Given passage:
May is Mental Health Awareness Month. So, let’s start there.

At the top of the list is reducing the stigma attached to mental illness.

Mental illness is often treated the way cancer was 50 years ago — in whispers and rumors. Or it’s demonized as the cause of crime and violence.

Regardless of differences among employee groups, we all benefit when stigma is reduced. Overcoming stigmatization at every level of the organization is not only right, it is the only way to effectively address and lower the costs of mental illness in the workplace.

While surveys conducted by our organization indicate the level of stigma among employers is essentially stable, it still remains too high.

The data:
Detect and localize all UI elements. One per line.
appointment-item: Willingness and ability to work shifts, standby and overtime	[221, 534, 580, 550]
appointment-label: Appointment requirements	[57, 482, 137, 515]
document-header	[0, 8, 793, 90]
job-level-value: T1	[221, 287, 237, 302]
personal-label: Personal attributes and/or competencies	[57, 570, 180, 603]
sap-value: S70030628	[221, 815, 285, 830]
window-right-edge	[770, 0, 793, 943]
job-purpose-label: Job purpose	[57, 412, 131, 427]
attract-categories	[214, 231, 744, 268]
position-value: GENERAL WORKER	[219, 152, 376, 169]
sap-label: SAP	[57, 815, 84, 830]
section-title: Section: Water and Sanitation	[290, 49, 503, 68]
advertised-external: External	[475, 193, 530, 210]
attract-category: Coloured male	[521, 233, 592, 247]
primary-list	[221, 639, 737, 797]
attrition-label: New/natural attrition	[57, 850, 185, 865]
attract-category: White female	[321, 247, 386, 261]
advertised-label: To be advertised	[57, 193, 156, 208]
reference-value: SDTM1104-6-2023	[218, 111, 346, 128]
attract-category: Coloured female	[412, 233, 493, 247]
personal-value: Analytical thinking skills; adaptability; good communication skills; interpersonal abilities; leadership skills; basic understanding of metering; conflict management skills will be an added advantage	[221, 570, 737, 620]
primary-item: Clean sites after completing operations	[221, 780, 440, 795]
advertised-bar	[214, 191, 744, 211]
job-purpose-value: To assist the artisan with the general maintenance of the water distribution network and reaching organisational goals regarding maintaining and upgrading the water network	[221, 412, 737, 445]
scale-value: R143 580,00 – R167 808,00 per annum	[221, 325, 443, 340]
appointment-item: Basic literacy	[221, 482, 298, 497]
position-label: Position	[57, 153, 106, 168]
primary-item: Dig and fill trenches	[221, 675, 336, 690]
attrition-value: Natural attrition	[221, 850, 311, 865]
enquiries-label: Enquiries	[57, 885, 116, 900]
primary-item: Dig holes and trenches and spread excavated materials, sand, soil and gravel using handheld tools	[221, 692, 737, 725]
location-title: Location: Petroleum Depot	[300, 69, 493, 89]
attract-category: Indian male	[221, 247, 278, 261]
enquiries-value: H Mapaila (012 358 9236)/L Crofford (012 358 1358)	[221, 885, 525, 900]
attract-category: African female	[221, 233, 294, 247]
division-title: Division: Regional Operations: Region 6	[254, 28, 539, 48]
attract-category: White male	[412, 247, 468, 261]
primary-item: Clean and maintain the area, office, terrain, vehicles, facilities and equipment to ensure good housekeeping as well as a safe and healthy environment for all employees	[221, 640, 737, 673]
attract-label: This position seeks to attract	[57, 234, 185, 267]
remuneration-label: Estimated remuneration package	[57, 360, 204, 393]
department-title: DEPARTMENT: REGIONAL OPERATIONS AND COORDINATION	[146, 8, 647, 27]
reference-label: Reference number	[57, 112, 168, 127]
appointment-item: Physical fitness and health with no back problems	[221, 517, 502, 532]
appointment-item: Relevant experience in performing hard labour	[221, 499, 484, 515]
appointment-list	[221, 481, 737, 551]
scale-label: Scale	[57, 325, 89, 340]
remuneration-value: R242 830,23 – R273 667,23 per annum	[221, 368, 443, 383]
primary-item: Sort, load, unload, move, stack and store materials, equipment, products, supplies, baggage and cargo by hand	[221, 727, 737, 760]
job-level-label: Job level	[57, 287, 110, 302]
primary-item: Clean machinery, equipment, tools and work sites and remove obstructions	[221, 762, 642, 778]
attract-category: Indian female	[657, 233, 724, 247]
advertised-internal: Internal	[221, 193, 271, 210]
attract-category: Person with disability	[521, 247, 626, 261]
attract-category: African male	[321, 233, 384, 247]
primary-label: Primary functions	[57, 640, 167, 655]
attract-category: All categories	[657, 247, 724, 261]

Problems to work on:
a. In the mental health passage, rewrite the stretch from "Regardless of differences" through "remains too high.", replacing "workplace" with "office".
b. According to the mental health passage, what is at the top of the list?

Answers to the tasks:
a.
Regardless of differences among employee groups, we all benefit when stigma is reduced. Overcoming stigmatization at every level of the organization is not only right, it is the only way to effectively address and lower the costs of mental illness in the office.

While surveys conducted by our organization indicate the level of stigma among employers is essentially stable, it still remains too high.

b. Reducing the stigma attached to mental illness.